--- TASK DESCRIPTION ---
Transcribe the rows character for character, starting at the very first line and stopping after the line that contains "keyboard-key — [1154, 795, 1169, 804]".

--- RECORD SET ---
┄┄┄┄┄┄

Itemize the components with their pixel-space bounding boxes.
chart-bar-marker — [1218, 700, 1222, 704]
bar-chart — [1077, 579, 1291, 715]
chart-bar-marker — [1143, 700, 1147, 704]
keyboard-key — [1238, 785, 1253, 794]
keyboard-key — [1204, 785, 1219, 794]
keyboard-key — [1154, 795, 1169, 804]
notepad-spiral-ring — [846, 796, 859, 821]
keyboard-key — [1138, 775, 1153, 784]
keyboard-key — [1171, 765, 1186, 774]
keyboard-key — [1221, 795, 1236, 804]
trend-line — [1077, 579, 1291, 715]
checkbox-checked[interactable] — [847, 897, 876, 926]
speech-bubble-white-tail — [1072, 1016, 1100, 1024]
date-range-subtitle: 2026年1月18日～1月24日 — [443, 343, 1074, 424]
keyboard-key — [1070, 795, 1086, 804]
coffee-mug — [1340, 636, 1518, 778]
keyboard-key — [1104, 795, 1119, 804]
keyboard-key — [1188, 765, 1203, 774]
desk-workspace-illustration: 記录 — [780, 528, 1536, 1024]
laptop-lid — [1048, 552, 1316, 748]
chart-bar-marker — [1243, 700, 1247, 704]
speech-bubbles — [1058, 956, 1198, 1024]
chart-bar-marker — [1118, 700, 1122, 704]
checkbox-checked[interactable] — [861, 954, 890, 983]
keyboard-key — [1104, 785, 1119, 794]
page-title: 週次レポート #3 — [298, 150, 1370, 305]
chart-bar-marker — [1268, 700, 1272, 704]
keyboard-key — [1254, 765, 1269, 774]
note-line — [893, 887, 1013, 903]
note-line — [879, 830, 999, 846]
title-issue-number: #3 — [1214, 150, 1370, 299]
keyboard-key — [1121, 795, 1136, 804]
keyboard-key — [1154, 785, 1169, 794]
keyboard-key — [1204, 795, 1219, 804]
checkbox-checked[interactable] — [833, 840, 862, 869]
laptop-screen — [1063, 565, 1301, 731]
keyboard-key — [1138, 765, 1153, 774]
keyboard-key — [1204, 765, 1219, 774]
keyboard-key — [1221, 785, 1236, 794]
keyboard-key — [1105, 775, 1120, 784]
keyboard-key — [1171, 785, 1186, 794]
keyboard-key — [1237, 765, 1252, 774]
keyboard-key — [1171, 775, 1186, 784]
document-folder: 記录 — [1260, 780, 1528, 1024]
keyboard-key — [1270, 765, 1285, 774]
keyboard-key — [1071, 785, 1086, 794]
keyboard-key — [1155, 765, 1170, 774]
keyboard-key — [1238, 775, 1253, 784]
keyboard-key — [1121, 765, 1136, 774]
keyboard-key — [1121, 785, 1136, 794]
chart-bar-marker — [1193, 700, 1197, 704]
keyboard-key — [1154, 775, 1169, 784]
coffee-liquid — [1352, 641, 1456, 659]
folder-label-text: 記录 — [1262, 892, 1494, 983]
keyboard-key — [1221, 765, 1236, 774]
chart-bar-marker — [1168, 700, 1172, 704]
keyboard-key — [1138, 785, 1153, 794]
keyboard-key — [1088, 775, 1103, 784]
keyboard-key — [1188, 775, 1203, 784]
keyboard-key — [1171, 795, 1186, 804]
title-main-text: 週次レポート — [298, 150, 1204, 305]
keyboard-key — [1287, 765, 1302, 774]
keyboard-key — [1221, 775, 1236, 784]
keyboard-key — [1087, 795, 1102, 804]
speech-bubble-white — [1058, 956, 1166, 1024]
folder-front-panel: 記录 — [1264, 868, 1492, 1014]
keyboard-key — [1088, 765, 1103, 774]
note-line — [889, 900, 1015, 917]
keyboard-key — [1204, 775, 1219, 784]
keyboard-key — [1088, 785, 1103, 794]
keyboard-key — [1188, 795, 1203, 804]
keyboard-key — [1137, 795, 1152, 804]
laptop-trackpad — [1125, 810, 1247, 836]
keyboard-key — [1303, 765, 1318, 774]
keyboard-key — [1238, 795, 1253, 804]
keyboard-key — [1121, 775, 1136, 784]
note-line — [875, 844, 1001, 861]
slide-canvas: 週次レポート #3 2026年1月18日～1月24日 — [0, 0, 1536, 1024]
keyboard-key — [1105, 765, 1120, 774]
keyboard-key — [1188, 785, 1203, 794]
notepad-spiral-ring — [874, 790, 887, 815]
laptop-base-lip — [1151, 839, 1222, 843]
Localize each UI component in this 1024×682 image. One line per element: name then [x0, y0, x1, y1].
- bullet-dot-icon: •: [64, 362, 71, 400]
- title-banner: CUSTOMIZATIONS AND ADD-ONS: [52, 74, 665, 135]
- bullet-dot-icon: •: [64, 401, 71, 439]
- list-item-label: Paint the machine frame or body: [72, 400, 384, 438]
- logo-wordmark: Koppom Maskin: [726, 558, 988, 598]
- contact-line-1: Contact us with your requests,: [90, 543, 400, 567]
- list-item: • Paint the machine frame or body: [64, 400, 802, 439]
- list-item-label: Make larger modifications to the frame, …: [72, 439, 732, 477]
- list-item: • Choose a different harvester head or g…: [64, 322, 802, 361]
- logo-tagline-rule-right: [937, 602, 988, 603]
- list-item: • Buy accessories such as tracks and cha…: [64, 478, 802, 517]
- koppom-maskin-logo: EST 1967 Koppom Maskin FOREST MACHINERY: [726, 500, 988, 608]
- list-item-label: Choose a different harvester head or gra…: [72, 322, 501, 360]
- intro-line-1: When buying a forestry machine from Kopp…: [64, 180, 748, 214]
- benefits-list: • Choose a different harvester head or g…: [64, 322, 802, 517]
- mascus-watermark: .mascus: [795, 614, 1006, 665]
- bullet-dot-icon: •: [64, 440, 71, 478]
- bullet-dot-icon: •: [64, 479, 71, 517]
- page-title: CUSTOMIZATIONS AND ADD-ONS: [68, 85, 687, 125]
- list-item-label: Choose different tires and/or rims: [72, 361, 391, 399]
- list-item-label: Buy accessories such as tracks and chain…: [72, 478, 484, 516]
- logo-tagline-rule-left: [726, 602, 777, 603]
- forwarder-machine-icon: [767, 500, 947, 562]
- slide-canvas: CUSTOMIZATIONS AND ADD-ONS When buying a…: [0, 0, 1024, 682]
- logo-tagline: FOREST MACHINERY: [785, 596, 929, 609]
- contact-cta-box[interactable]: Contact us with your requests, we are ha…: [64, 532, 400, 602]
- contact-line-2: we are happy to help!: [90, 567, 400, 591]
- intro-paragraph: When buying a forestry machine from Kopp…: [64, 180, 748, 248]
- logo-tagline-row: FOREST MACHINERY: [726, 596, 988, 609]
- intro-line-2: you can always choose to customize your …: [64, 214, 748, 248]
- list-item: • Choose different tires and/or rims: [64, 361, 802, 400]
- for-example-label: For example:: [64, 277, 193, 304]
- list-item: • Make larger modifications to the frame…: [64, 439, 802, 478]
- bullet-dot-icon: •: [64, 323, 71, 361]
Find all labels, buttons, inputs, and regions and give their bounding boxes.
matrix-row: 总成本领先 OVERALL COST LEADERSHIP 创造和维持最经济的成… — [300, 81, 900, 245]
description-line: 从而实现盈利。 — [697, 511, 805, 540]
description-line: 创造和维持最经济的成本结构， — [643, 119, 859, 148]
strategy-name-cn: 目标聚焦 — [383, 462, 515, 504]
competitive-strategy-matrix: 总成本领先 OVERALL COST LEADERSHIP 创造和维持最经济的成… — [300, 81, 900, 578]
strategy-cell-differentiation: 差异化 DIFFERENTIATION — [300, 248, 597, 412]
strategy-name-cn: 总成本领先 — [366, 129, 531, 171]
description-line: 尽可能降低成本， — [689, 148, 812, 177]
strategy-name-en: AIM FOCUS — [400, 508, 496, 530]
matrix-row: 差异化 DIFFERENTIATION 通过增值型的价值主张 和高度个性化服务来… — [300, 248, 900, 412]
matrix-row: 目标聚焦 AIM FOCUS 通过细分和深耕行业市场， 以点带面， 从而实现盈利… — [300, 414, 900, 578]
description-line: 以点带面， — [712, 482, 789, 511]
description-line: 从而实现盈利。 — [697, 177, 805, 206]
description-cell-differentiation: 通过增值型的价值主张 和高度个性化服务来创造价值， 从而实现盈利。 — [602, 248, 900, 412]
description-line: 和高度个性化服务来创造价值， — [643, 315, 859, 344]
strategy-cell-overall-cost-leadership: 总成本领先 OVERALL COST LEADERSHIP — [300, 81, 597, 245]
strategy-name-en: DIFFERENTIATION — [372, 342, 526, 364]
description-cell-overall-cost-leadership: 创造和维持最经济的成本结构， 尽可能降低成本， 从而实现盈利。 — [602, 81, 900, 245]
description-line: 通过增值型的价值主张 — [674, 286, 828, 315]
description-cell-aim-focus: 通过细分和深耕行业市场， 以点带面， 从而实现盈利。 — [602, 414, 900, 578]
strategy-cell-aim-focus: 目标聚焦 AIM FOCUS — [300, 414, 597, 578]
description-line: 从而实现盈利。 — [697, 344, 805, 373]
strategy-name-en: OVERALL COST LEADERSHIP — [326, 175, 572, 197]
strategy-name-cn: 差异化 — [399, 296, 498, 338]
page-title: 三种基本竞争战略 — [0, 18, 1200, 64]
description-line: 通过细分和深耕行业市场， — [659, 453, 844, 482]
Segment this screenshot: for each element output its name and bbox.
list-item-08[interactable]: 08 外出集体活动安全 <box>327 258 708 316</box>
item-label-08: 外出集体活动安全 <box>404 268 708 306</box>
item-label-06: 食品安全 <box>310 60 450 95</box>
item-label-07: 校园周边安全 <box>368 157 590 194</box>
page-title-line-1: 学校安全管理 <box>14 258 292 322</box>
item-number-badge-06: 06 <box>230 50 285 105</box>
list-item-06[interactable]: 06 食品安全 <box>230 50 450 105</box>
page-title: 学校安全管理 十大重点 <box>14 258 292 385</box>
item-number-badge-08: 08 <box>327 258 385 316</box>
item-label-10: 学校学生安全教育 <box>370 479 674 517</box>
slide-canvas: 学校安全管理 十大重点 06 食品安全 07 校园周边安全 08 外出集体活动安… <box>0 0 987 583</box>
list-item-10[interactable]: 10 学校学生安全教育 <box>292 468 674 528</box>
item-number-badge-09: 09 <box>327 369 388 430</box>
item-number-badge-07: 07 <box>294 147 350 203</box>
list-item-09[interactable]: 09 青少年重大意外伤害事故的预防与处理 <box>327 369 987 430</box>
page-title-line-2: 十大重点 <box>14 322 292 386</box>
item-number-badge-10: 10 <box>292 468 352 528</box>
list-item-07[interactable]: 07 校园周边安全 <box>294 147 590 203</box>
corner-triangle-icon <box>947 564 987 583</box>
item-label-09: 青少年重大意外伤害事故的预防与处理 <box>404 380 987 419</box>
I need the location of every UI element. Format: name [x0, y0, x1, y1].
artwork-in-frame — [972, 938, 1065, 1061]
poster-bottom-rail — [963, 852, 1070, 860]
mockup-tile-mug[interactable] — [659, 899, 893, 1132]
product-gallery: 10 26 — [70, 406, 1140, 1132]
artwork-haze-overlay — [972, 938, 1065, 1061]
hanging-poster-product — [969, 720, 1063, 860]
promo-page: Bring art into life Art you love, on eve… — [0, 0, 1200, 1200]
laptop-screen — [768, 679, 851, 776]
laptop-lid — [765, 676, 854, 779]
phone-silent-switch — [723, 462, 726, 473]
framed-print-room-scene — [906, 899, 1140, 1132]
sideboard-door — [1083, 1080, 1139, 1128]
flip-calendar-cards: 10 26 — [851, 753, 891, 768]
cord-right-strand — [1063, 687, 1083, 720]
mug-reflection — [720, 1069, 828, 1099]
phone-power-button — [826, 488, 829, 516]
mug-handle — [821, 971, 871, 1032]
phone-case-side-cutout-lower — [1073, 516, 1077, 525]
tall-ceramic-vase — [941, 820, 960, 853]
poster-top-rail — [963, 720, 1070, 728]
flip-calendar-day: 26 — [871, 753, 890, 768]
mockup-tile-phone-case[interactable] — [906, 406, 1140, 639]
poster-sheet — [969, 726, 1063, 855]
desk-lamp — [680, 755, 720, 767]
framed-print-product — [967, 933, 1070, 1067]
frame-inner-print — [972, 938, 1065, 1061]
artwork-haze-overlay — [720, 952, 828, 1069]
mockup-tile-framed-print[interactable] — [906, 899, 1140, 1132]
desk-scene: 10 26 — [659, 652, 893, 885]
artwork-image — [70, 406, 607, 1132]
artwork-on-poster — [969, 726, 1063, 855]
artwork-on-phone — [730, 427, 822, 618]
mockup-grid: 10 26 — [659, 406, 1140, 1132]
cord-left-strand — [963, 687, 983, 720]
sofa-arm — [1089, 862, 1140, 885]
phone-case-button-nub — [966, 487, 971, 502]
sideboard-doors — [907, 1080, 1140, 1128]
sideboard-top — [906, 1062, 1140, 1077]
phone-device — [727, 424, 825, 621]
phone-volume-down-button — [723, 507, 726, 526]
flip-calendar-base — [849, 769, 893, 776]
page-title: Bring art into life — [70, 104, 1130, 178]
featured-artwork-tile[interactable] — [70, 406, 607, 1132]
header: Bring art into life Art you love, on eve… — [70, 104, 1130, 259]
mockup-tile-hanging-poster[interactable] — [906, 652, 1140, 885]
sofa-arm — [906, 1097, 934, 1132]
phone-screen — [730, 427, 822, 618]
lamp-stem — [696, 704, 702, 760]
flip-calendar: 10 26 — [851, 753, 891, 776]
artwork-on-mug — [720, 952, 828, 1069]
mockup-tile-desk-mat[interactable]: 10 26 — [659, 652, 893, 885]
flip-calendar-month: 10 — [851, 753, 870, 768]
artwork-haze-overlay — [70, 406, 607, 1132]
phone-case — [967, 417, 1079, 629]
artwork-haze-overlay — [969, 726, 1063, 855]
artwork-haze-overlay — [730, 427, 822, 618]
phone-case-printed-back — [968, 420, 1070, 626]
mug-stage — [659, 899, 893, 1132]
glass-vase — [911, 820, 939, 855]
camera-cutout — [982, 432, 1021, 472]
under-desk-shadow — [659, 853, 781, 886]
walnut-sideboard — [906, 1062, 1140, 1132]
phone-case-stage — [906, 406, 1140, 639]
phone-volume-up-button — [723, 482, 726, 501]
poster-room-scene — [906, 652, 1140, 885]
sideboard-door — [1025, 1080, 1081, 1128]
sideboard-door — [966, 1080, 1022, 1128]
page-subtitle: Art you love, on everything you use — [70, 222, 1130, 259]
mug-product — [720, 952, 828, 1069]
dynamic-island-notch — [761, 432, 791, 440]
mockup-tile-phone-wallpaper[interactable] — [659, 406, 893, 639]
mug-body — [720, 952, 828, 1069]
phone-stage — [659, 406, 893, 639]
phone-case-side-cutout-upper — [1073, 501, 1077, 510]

┄┄┄┄┄┄

--- OUTPUT FOR THIS TASK ---
Itemize the components with their pixel-space bounding boxes.
chart-bar-marker — [1218, 700, 1222, 704]
bar-chart — [1077, 579, 1291, 715]
chart-bar-marker — [1143, 700, 1147, 704]
keyboard-key — [1238, 785, 1253, 794]
keyboard-key — [1204, 785, 1219, 794]
keyboard-key — [1154, 795, 1169, 804]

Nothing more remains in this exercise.